Please explain, in one to three sentences, why López Obrador says, according to the news excerpt below about U.S.-Mexico migration talks, that jobs and well-being should be created where migrants come from.

Source
════════════════════

López Obrador said Thursday his government would continue to press the United States to increase investment in poor countries during the meetings.

Mexico's president is scheduled to meet Friday with U.S. Secretary of State Antony Blinken, Homeland Security Secretary Alejandro Mayorkas and Attorney General Merrick Garland.

For months, López Obrador has used every opportunity to press the U.S. to address the root causes of migration, especially from Central America. It is a priority shared by the Biden administration with Vice President Kamala Harris in charge of exploring what the U.S. could do.

“The immigration phenomenon, the immigration problem has to be addressed by creating opportunities for work, well-being in the places where the migrants originate so that before they leave those towns and abandon their families, risking it all, they have the option to work and be happy where they were born, where their people are, where their cultures are,” López Obrador said. “That is our focus.”

A senior U.S. administration official speaking on the condition of anonymity said Thursday migrant smuggling will be one of the areas both government will collaborate and take steps to address the criminal activity.

“One of the key components of this security framework is actually to address human trafficking and smuggling, which is a crime that victimizes the most vulnerable and something neither government wants to let stand," the official said.

“Our high-level security dialogue is modernizing our security framework. It’s making it much more holistic to confront the existing and new challenges and it’s enhancing our cooperation with Mexico on the priorities that both nations share," said another senior administration official, also speaking on condition of anonymity.

Last month, attention focused on some 15,000 mostly Haitian migrants who camped beside a border bridge between Mexico and Texas. It took a week for U.S. authorities to move them all and about half have already been flown back to Haiti. Mexico flew 129 Haitians back to their country Wednesday, though it was not clear if any of them had been among that group at the border.

The two sides are also likely to discuss how the U.S. government can comply with a Supreme Court order to re-instate the controversial Trump-era policy that made asylum seekers wait out their cases in Mexico. Under the so-called Migrant Protection Protocols, tens of thousands of asylum seekers waited in dangerous Mexican border cities for their cases to advance. Biden had made cancelling the policy one of his first orders of business upon taking office.

════════════════════

Data rows
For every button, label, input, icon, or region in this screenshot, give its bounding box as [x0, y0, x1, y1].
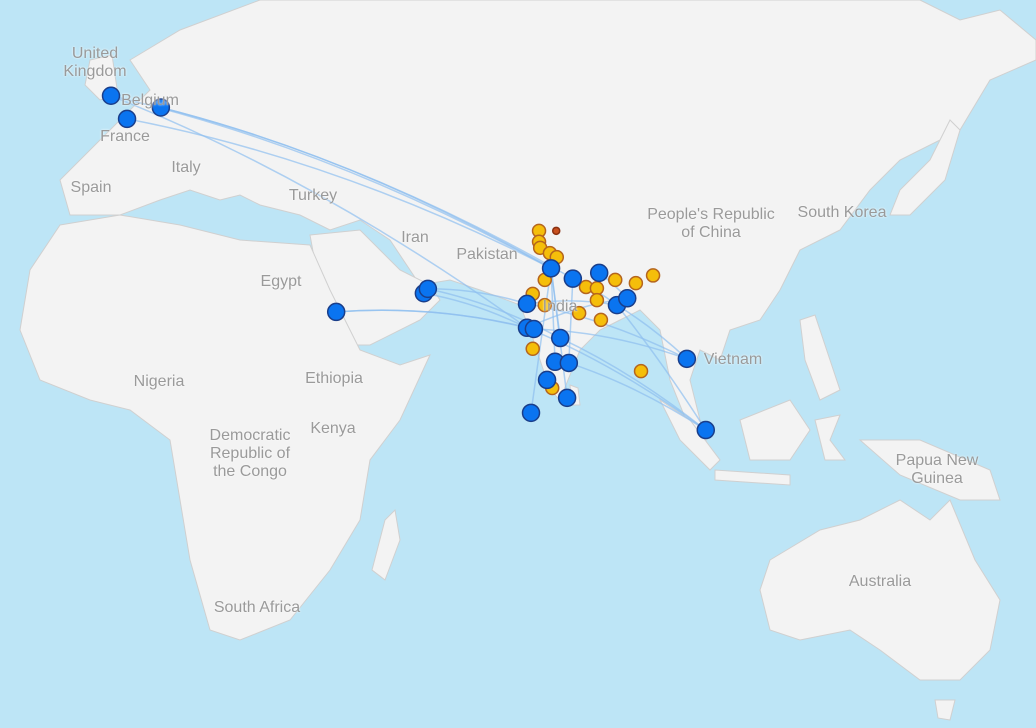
- land-sulawesi: [814, 414, 846, 461]
- yellow-marker[interactable]: [537, 297, 553, 313]
- yellow-marker[interactable]: [593, 312, 609, 328]
- yellow-marker[interactable]: [525, 341, 540, 357]
- land-borneo: [739, 399, 811, 461]
- country-label: Democratic Republic of the Congo: [209, 427, 291, 480]
- route-line: [616, 304, 707, 431]
- country-label: Australia: [848, 573, 912, 590]
- land-madagascar: [371, 508, 401, 581]
- land-australia: [759, 499, 1001, 681]
- blue-marker[interactable]: [524, 319, 544, 339]
- country-label: Pakistan: [456, 246, 518, 263]
- route-line: [568, 362, 707, 431]
- country-label: People's Republic of China: [647, 206, 775, 241]
- route-line: [423, 292, 528, 329]
- country-label: Italy: [171, 159, 201, 176]
- route-line: [110, 95, 528, 329]
- markers: [101, 86, 716, 440]
- blue-marker[interactable]: [559, 353, 579, 373]
- country-label: South Africa: [213, 599, 301, 616]
- land-japan: [889, 119, 961, 216]
- blue-marker[interactable]: [557, 388, 577, 408]
- yellow-marker[interactable]: [589, 292, 605, 308]
- route-line: [427, 288, 561, 339]
- country-label: Egypt: [260, 273, 302, 290]
- route-line: [559, 337, 707, 431]
- country-label: Spain: [70, 179, 112, 196]
- blue-marker[interactable]: [677, 349, 697, 369]
- blue-marker[interactable]: [418, 279, 438, 299]
- land-new-guinea: [858, 439, 1001, 501]
- country-label: Nigeria: [133, 373, 185, 390]
- route-line: [427, 288, 528, 305]
- yellow-marker[interactable]: [571, 305, 587, 321]
- blue-marker[interactable]: [541, 259, 561, 278]
- blue-marker[interactable]: [117, 109, 137, 129]
- land-java: [714, 469, 791, 486]
- land-eurasia: [59, 0, 1036, 442]
- country-label: Belgium: [121, 92, 179, 109]
- yellow-marker[interactable]: [589, 280, 605, 296]
- route-line: [126, 118, 552, 269]
- landmasses: [19, 0, 1036, 721]
- country-label: France: [100, 128, 150, 145]
- country-label: Papua New Guinea: [895, 452, 979, 487]
- country-label: United Kingdom: [63, 45, 127, 80]
- red-marker[interactable]: [551, 226, 561, 236]
- blue-marker[interactable]: [537, 370, 557, 390]
- blue-marker[interactable]: [550, 328, 570, 348]
- country-label: South Korea: [797, 204, 887, 221]
- yellow-marker[interactable]: [607, 272, 623, 288]
- country-label: India: [542, 298, 578, 315]
- route-line: [336, 309, 535, 330]
- land-philippines: [799, 314, 841, 401]
- blue-marker[interactable]: [563, 269, 583, 288]
- country-label: Vietnam: [703, 351, 763, 368]
- blue-marker[interactable]: [521, 403, 541, 423]
- country-label: Ethiopia: [305, 370, 363, 387]
- blue-marker[interactable]: [618, 289, 637, 308]
- route-line: [160, 106, 574, 280]
- land-tasmania: [934, 699, 956, 721]
- blue-marker[interactable]: [101, 86, 121, 106]
- blue-marker[interactable]: [696, 420, 716, 440]
- blue-marker[interactable]: [151, 98, 171, 117]
- route-line: [110, 95, 552, 269]
- country-label: Iran: [401, 229, 429, 246]
- yellow-marker[interactable]: [645, 268, 661, 283]
- country-label: Kenya: [310, 420, 356, 437]
- yellow-marker[interactable]: [628, 275, 644, 291]
- route-line: [533, 328, 688, 360]
- route-line: [526, 327, 707, 431]
- yellow-marker[interactable]: [633, 363, 649, 379]
- blue-marker[interactable]: [517, 294, 537, 314]
- land-africa: [19, 214, 431, 641]
- blue-marker[interactable]: [589, 263, 609, 283]
- country-label: Turkey: [288, 187, 338, 204]
- blue-marker[interactable]: [326, 302, 346, 322]
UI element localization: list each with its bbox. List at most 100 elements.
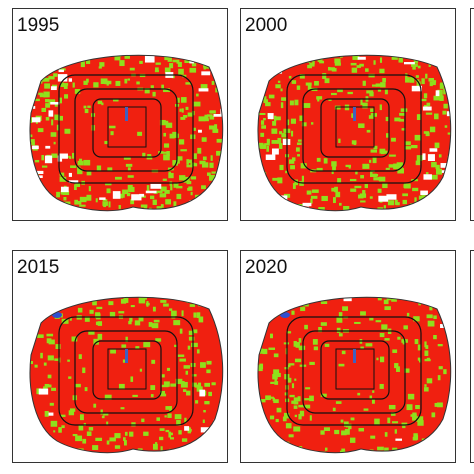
vegetation [290, 56, 294, 63]
vegetation [417, 344, 422, 351]
vegetation [338, 49, 340, 53]
vegetation [440, 206, 445, 209]
boundary [257, 54, 452, 212]
vegetation [127, 175, 134, 178]
vegetation [375, 289, 379, 292]
vegetation [180, 149, 187, 152]
vegetation [164, 189, 170, 194]
vegetation [445, 443, 449, 446]
vegetation [70, 452, 76, 453]
open-land [122, 216, 131, 219]
vegetation [122, 189, 129, 195]
vegetation [62, 58, 68, 62]
vegetation [402, 338, 405, 345]
vegetation [345, 164, 351, 168]
vegetation [54, 358, 60, 361]
vegetation [295, 211, 300, 216]
open-land [332, 55, 340, 56]
open-land [192, 204, 198, 211]
vegetation [204, 198, 212, 204]
vegetation [406, 404, 413, 411]
vegetation [200, 202, 207, 205]
vegetation [80, 61, 85, 68]
vegetation [283, 412, 290, 419]
vegetation [53, 430, 56, 433]
vegetation [331, 92, 337, 96]
vegetation [50, 420, 58, 427]
open-land [357, 56, 366, 60]
vegetation [144, 211, 151, 213]
vegetation [216, 150, 223, 156]
open-land [139, 193, 145, 197]
vegetation [37, 441, 43, 446]
vegetation [169, 133, 175, 139]
vegetation [337, 178, 342, 184]
vegetation [397, 163, 402, 168]
vegetation [305, 387, 311, 390]
vegetation [394, 363, 399, 369]
vegetation [164, 67, 171, 74]
vegetation [403, 325, 408, 330]
vegetation [309, 361, 315, 365]
vegetation [357, 392, 361, 396]
vegetation [288, 75, 292, 79]
vegetation [64, 128, 71, 134]
vegetation [225, 184, 227, 189]
vegetation [281, 55, 288, 57]
vegetation [74, 184, 77, 191]
vegetation [432, 81, 436, 86]
vegetation [217, 424, 223, 429]
vegetation [54, 459, 57, 462]
vegetation [219, 442, 223, 448]
open-land [150, 209, 161, 211]
vegetation [415, 405, 420, 410]
vegetation [297, 212, 301, 216]
vegetation [38, 92, 43, 96]
vegetation [169, 432, 173, 436]
vegetation [411, 144, 418, 149]
ring-road [74, 88, 178, 172]
vegetation [156, 417, 160, 421]
ring-road [286, 74, 422, 184]
vegetation [196, 349, 200, 354]
vegetation [369, 91, 374, 97]
vegetation [288, 159, 295, 164]
vegetation [263, 186, 267, 193]
vegetation [384, 432, 388, 437]
vegetation [265, 55, 271, 57]
vegetation [376, 357, 379, 361]
vegetation [200, 362, 206, 368]
vegetation [333, 197, 336, 204]
vegetation [383, 299, 389, 305]
vegetation [368, 73, 375, 78]
vegetation [325, 55, 329, 57]
vegetation [88, 427, 94, 431]
vegetation [305, 52, 309, 54]
map [257, 289, 455, 454]
vegetation [286, 331, 292, 334]
vegetation [116, 50, 118, 54]
vegetation [452, 384, 455, 389]
vegetation [31, 141, 35, 146]
vegetation [275, 216, 280, 218]
vegetation [209, 110, 216, 114]
open-land [450, 215, 455, 219]
vegetation [266, 145, 269, 152]
vegetation [365, 343, 373, 347]
vegetation [337, 55, 341, 57]
vegetation [182, 210, 188, 211]
vegetation [60, 82, 64, 88]
vegetation [437, 375, 441, 381]
vegetation [193, 442, 198, 448]
vegetation [272, 216, 276, 218]
vegetation [259, 363, 264, 370]
vegetation [320, 430, 325, 435]
vegetation [164, 415, 167, 418]
vegetation [86, 78, 89, 83]
vegetation [60, 291, 65, 294]
vegetation [30, 171, 31, 174]
vegetation [29, 211, 35, 217]
vegetation [93, 403, 97, 408]
vegetation [110, 297, 115, 299]
vegetation [291, 80, 297, 84]
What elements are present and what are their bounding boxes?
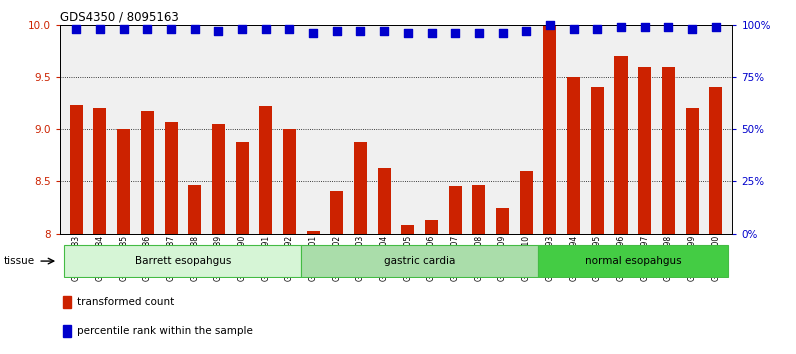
- Text: percentile rank within the sample: percentile rank within the sample: [76, 326, 252, 336]
- Bar: [117, 129, 131, 234]
- Point: [449, 30, 462, 36]
- Bar: [661, 67, 675, 234]
- Bar: [301, 245, 538, 277]
- Bar: [212, 124, 225, 234]
- Bar: [685, 108, 699, 234]
- Point: [544, 22, 556, 28]
- Bar: [259, 106, 272, 234]
- Point: [401, 30, 414, 36]
- Bar: [544, 25, 556, 234]
- Point: [212, 28, 224, 34]
- Point: [473, 30, 486, 36]
- Point: [259, 26, 272, 32]
- Text: tissue: tissue: [4, 256, 35, 266]
- Bar: [472, 184, 486, 234]
- Point: [591, 26, 603, 32]
- Point: [425, 30, 438, 36]
- Bar: [64, 245, 301, 277]
- Point: [141, 26, 154, 32]
- Point: [330, 28, 343, 34]
- Point: [520, 28, 533, 34]
- Text: gastric cardia: gastric cardia: [384, 256, 455, 266]
- Text: GDS4350 / 8095163: GDS4350 / 8095163: [60, 11, 178, 24]
- Point: [638, 24, 651, 30]
- Point: [662, 24, 675, 30]
- Bar: [449, 185, 462, 234]
- Bar: [188, 184, 201, 234]
- Bar: [70, 105, 83, 234]
- Point: [165, 26, 178, 32]
- Point: [189, 26, 201, 32]
- Bar: [520, 171, 533, 234]
- Bar: [165, 122, 178, 234]
- Bar: [538, 245, 728, 277]
- Bar: [496, 207, 509, 234]
- Point: [685, 26, 698, 32]
- Point: [236, 26, 248, 32]
- Bar: [591, 87, 604, 234]
- Bar: [377, 168, 391, 234]
- Text: Barrett esopahgus: Barrett esopahgus: [135, 256, 231, 266]
- Point: [568, 26, 580, 32]
- Bar: [567, 77, 580, 234]
- Bar: [354, 142, 367, 234]
- Text: transformed count: transformed count: [76, 297, 174, 307]
- Point: [306, 30, 319, 36]
- Point: [70, 26, 83, 32]
- Bar: [638, 67, 651, 234]
- Point: [378, 28, 391, 34]
- Bar: [306, 230, 320, 234]
- Point: [94, 26, 107, 32]
- Bar: [141, 112, 154, 234]
- Bar: [283, 129, 296, 234]
- Text: normal esopahgus: normal esopahgus: [584, 256, 681, 266]
- Bar: [615, 56, 627, 234]
- Bar: [425, 220, 438, 234]
- Point: [496, 30, 509, 36]
- Bar: [93, 108, 107, 234]
- Bar: [236, 142, 248, 234]
- Point: [283, 26, 296, 32]
- Bar: [401, 225, 415, 234]
- Point: [354, 28, 367, 34]
- Point: [615, 24, 627, 30]
- Bar: [330, 191, 343, 234]
- Bar: [709, 87, 722, 234]
- Bar: [63, 325, 71, 337]
- Bar: [63, 296, 71, 308]
- Point: [117, 26, 130, 32]
- Point: [709, 24, 722, 30]
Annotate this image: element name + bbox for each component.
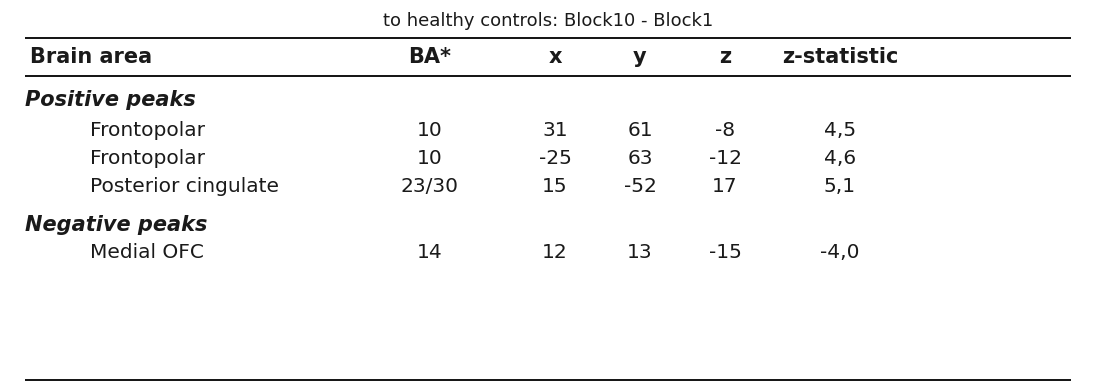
Text: -12: -12: [708, 149, 742, 167]
Text: BA*: BA*: [409, 47, 452, 67]
Text: -25: -25: [538, 149, 571, 167]
Text: 13: 13: [627, 243, 653, 263]
Text: y: y: [633, 47, 647, 67]
Text: Medial OFC: Medial OFC: [90, 243, 204, 263]
Text: to healthy controls: Block10 - Block1: to healthy controls: Block10 - Block1: [383, 12, 713, 30]
Text: 61: 61: [627, 121, 653, 139]
Text: Posterior cingulate: Posterior cingulate: [90, 177, 279, 195]
Text: 63: 63: [627, 149, 653, 167]
Text: Frontopolar: Frontopolar: [90, 149, 205, 167]
Text: Positive peaks: Positive peaks: [25, 90, 196, 110]
Text: 17: 17: [712, 177, 738, 195]
Text: Frontopolar: Frontopolar: [90, 121, 205, 139]
Text: Brain area: Brain area: [30, 47, 152, 67]
Text: -8: -8: [715, 121, 735, 139]
Text: -4,0: -4,0: [820, 243, 859, 263]
Text: 31: 31: [543, 121, 568, 139]
Text: z-statistic: z-statistic: [781, 47, 899, 67]
Text: 10: 10: [418, 121, 443, 139]
Text: 10: 10: [418, 149, 443, 167]
Text: -15: -15: [708, 243, 741, 263]
Text: z: z: [719, 47, 731, 67]
Text: 23/30: 23/30: [401, 177, 459, 195]
Text: x: x: [548, 47, 562, 67]
Text: -52: -52: [624, 177, 657, 195]
Text: 4,6: 4,6: [824, 149, 856, 167]
Text: 5,1: 5,1: [824, 177, 856, 195]
Text: 12: 12: [543, 243, 568, 263]
Text: Negative peaks: Negative peaks: [25, 215, 207, 235]
Text: 14: 14: [418, 243, 443, 263]
Text: 15: 15: [543, 177, 568, 195]
Text: 4,5: 4,5: [824, 121, 856, 139]
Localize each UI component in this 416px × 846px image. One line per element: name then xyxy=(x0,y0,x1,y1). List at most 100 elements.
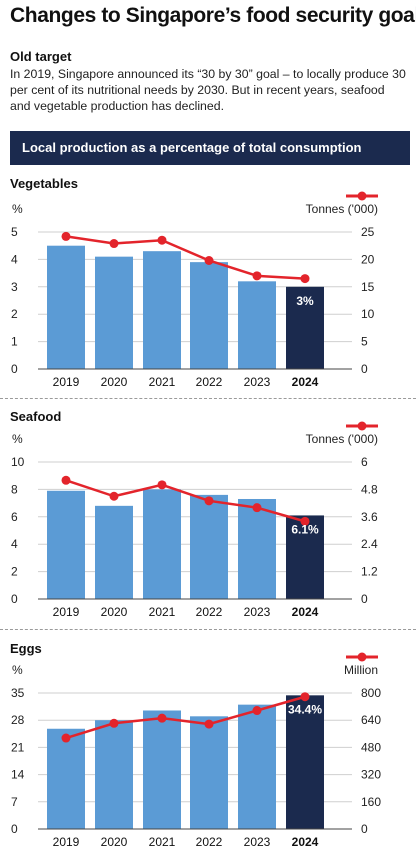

════════════════════

Result for this task
He says that creating work and well-being in migrants' places of origin would give people the option to work and be happy where they were born, among their own people and cultures. That way they would have a choice before leaving their towns, abandoning their families and risking everything.